- [The task]
Pick out each line in these entries that contains the string "economy".

- [Supplied data]
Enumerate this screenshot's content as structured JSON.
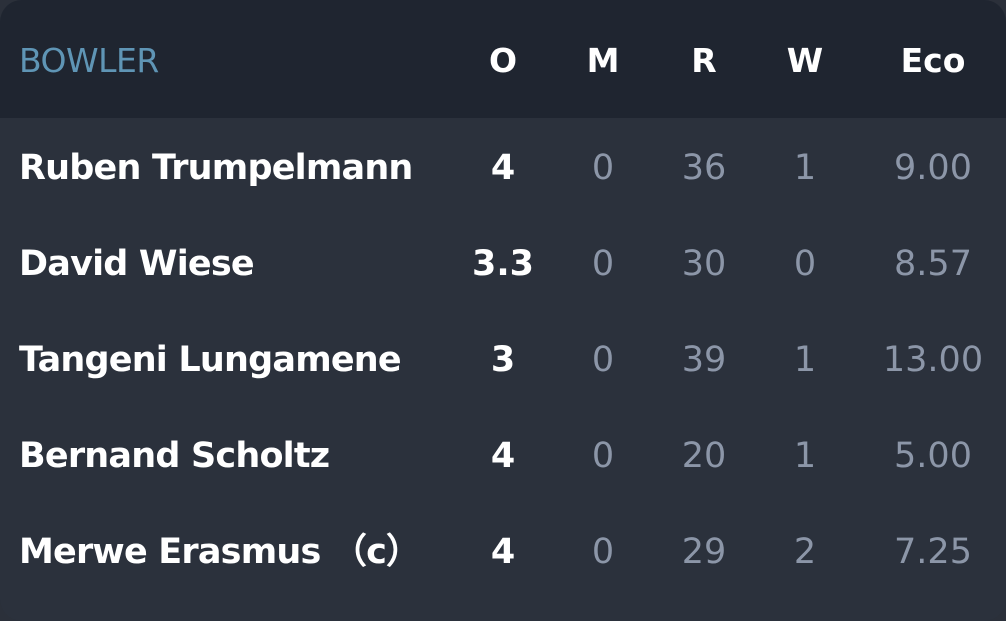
{
  "header": {
    "bowler": "BOWLER",
    "overs": "O",
    "maidens": "M",
    "runs": "R",
    "wickets": "W",
    "economy": "Eco"
  },
  "rows": [
    {
      "name": "Ruben Trumpelmann",
      "overs": "4",
      "maidens": "0",
      "runs": "36",
      "wickets": "1",
      "economy": "9.00"
    },
    {
      "name": "David Wiese",
      "overs": "3.3",
      "maidens": "0",
      "runs": "30",
      "wickets": "0",
      "economy": "8.57"
    },
    {
      "name": "Tangeni Lungamene",
      "overs": "3",
      "maidens": "0",
      "runs": "39",
      "wickets": "1",
      "economy": "13.00"
    },
    {
      "name": "Bernand Scholtz",
      "overs": "4",
      "maidens": "0",
      "runs": "20",
      "wickets": "1",
      "economy": "5.00"
    },
    {
      "name": "Merwe Erasmus （c）",
      "overs": "4",
      "maidens": "0",
      "runs": "29",
      "wickets": "2",
      "economy": "7.25"
    }
  ],
  "colors": {
    "background": "#2b313c",
    "header_background": "#1f2530",
    "bowler_header": "#5f95b5",
    "primary_text": "#ffffff",
    "muted_text": "#8c96a8"
  }
}
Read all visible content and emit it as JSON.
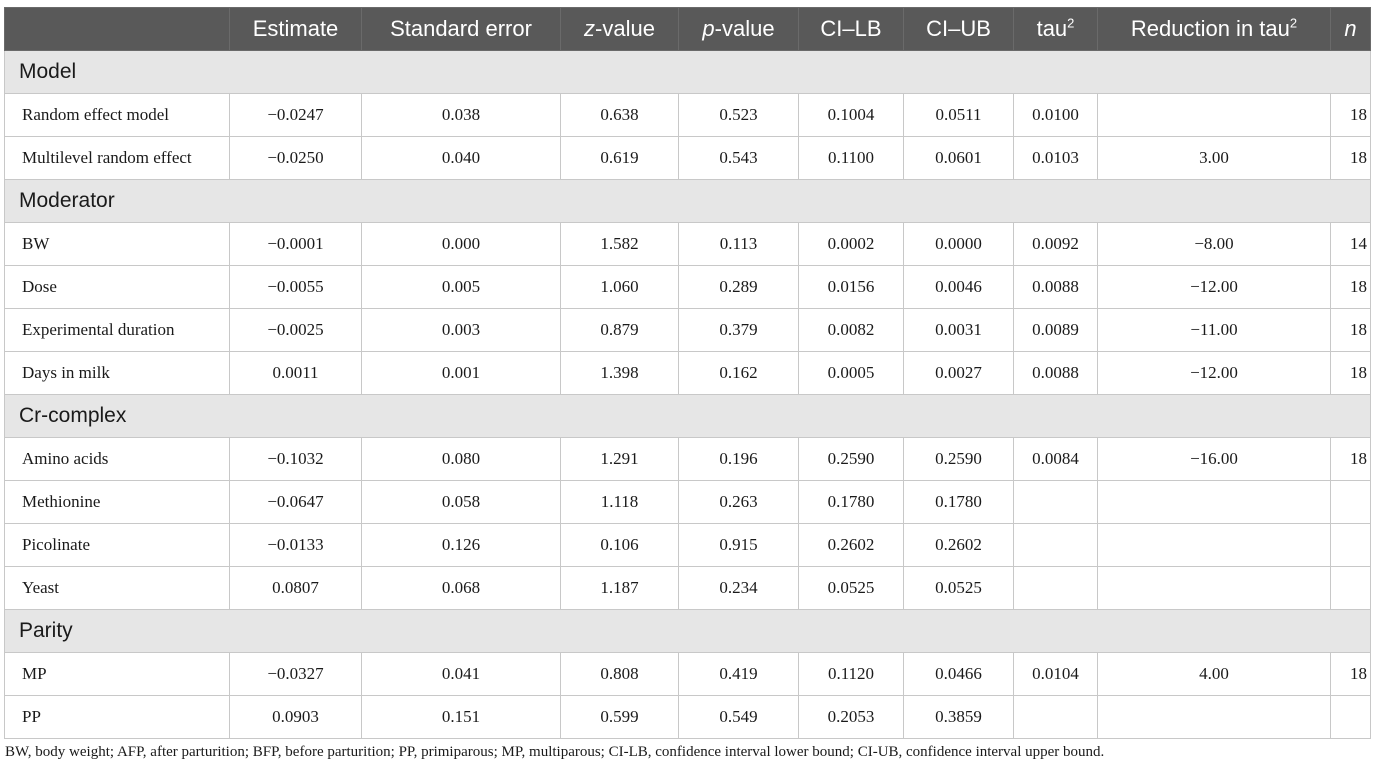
{
  "header": {
    "c1": "Estimate",
    "c2": "Standard error",
    "c3_italic": "z",
    "c3_rest": "-value",
    "c4_italic": "p",
    "c4_rest": "-value",
    "c5": "CI–LB",
    "c6": "CI–UB",
    "c7_base": "tau",
    "c7_sup": "2",
    "c8_base": "Reduction in tau",
    "c8_sup": "2",
    "c9": "n"
  },
  "sections": [
    {
      "title": "Model",
      "rows": [
        {
          "label": "Random effect model",
          "estimate": "−0.0247",
          "se": "0.038",
          "z": "0.638",
          "p": "0.523",
          "cilb": "0.1004",
          "ciub": "0.0511",
          "tau2": "0.0100",
          "reduction": "",
          "n": "18"
        },
        {
          "label": "Multilevel random effect",
          "estimate": "−0.0250",
          "se": "0.040",
          "z": "0.619",
          "p": "0.543",
          "cilb": "0.1100",
          "ciub": "0.0601",
          "tau2": "0.0103",
          "reduction": "3.00",
          "n": "18"
        }
      ]
    },
    {
      "title": "Moderator",
      "rows": [
        {
          "label": "BW",
          "estimate": "−0.0001",
          "se": "0.000",
          "z": "1.582",
          "p": "0.113",
          "cilb": "0.0002",
          "ciub": "0.0000",
          "tau2": "0.0092",
          "reduction": "−8.00",
          "n": "14"
        },
        {
          "label": "Dose",
          "estimate": "−0.0055",
          "se": "0.005",
          "z": "1.060",
          "p": "0.289",
          "cilb": "0.0156",
          "ciub": "0.0046",
          "tau2": "0.0088",
          "reduction": "−12.00",
          "n": "18"
        },
        {
          "label": "Experimental duration",
          "estimate": "−0.0025",
          "se": "0.003",
          "z": "0.879",
          "p": "0.379",
          "cilb": "0.0082",
          "ciub": "0.0031",
          "tau2": "0.0089",
          "reduction": "−11.00",
          "n": "18"
        },
        {
          "label": "Days in milk",
          "estimate": "0.0011",
          "se": "0.001",
          "z": "1.398",
          "p": "0.162",
          "cilb": "0.0005",
          "ciub": "0.0027",
          "tau2": "0.0088",
          "reduction": "−12.00",
          "n": "18"
        }
      ]
    },
    {
      "title": "Cr-complex",
      "rows": [
        {
          "label": "Amino acids",
          "estimate": "−0.1032",
          "se": "0.080",
          "z": "1.291",
          "p": "0.196",
          "cilb": "0.2590",
          "ciub": "0.2590",
          "tau2": "0.0084",
          "reduction": "−16.00",
          "n": "18"
        },
        {
          "label": "Methionine",
          "estimate": "−0.0647",
          "se": "0.058",
          "z": "1.118",
          "p": "0.263",
          "cilb": "0.1780",
          "ciub": "0.1780",
          "tau2": "",
          "reduction": "",
          "n": ""
        },
        {
          "label": "Picolinate",
          "estimate": "−0.0133",
          "se": "0.126",
          "z": "0.106",
          "p": "0.915",
          "cilb": "0.2602",
          "ciub": "0.2602",
          "tau2": "",
          "reduction": "",
          "n": ""
        },
        {
          "label": "Yeast",
          "estimate": "0.0807",
          "se": "0.068",
          "z": "1.187",
          "p": "0.234",
          "cilb": "0.0525",
          "ciub": "0.0525",
          "tau2": "",
          "reduction": "",
          "n": ""
        }
      ]
    },
    {
      "title": "Parity",
      "rows": [
        {
          "label": "MP",
          "estimate": "−0.0327",
          "se": "0.041",
          "z": "0.808",
          "p": "0.419",
          "cilb": "0.1120",
          "ciub": "0.0466",
          "tau2": "0.0104",
          "reduction": "4.00",
          "n": "18"
        },
        {
          "label": "PP",
          "estimate": "0.0903",
          "se": "0.151",
          "z": "0.599",
          "p": "0.549",
          "cilb": "0.2053",
          "ciub": "0.3859",
          "tau2": "",
          "reduction": "",
          "n": ""
        }
      ]
    }
  ],
  "footnote": "BW, body weight; AFP, after parturition; BFP, before parturition; PP, primiparous; MP, multiparous; CI-LB, confidence interval lower bound; CI-UB, confidence interval upper bound.",
  "colors": {
    "header_bg": "#595959",
    "section_bg": "#e6e6e6",
    "border": "#c8c8c8",
    "text": "#1a1a1a"
  }
}
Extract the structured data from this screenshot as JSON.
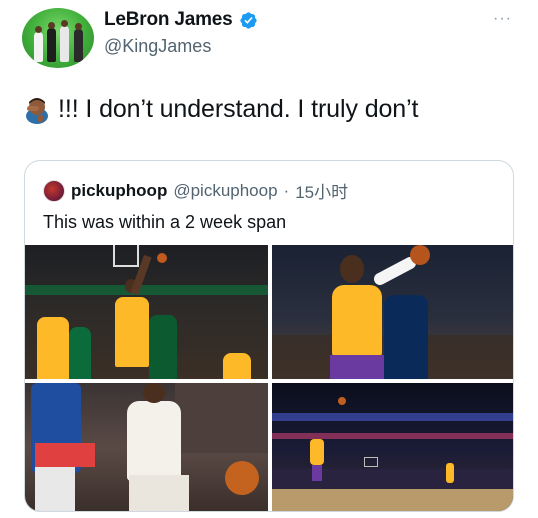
{
  "tweet": {
    "author": {
      "display_name": "LeBron James",
      "handle": "@KingJames",
      "verified": true,
      "avatar_icon": "avatar-photo"
    },
    "more_label": "···",
    "emoji": "man-facepalming-emoji",
    "text": "!!! I don’t understand. I truly don’t",
    "quoted": {
      "author": {
        "display_name": "pickuphoop",
        "handle": "@pickuphoop",
        "separator": "·",
        "time": "15小时",
        "avatar_icon": "pickuphoop-logo"
      },
      "text": "This was within a 2 week span",
      "photos": [
        {
          "label": "photo-lebron-dunk-celtics"
        },
        {
          "label": "photo-lebron-mavericks"
        },
        {
          "label": "photo-westbrook-76ers"
        },
        {
          "label": "photo-lebron-arena"
        }
      ]
    }
  },
  "colors": {
    "verified_blue": "#1d9bf0",
    "secondary_text": "#536471",
    "lakers_gold": "#fdb927",
    "lakers_purple": "#552583"
  }
}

- [Response]
    "economy": "Eco"
      "economy": "9.00"
      "economy": "8.57"
      "economy": "13.00"
      "economy": "5.00"
      "economy": "7.25"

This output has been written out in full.